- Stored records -
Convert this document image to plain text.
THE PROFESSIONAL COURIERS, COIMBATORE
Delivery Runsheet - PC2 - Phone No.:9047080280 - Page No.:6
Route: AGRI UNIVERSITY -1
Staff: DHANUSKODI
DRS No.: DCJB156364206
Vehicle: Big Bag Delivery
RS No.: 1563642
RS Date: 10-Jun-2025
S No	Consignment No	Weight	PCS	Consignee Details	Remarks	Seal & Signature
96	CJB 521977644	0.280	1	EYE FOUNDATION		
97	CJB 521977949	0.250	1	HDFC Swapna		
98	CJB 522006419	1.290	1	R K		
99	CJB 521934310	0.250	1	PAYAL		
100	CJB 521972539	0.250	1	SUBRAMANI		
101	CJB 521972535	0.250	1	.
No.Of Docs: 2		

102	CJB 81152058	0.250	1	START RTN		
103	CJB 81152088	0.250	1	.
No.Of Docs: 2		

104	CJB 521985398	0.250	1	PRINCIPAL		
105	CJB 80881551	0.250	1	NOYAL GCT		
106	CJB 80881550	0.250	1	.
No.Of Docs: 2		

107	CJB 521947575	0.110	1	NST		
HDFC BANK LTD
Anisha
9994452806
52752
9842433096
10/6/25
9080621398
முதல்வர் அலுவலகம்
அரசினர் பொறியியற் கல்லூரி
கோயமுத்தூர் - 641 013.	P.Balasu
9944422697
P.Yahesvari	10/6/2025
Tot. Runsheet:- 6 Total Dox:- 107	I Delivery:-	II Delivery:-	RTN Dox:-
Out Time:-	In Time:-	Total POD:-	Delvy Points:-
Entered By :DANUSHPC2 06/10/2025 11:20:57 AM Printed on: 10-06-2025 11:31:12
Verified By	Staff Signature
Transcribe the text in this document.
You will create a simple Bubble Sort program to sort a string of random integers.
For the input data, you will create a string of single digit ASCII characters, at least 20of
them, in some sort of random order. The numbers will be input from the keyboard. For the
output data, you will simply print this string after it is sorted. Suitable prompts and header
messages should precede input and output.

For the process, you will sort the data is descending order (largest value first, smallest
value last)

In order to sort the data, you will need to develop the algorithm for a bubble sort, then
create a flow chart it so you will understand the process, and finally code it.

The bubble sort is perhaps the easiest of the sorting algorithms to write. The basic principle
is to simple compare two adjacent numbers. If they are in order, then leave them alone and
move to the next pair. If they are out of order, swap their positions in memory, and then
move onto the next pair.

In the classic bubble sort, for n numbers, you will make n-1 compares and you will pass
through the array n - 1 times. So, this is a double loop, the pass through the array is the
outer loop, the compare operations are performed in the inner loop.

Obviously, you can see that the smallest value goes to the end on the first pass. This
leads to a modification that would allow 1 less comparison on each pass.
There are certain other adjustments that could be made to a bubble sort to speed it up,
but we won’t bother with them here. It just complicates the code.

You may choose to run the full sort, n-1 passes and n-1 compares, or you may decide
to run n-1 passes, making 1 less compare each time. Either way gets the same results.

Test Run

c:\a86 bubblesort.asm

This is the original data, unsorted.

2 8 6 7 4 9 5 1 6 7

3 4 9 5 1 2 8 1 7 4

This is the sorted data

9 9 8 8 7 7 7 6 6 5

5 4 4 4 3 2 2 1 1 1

- THE EXERCISE -
Filter the data, keeping only the lines that contain "output".

- WRITTEN SOLUTION -
output data, you will simply print this string after it is sorted. Suitable prompts and header
messages should precede input and output.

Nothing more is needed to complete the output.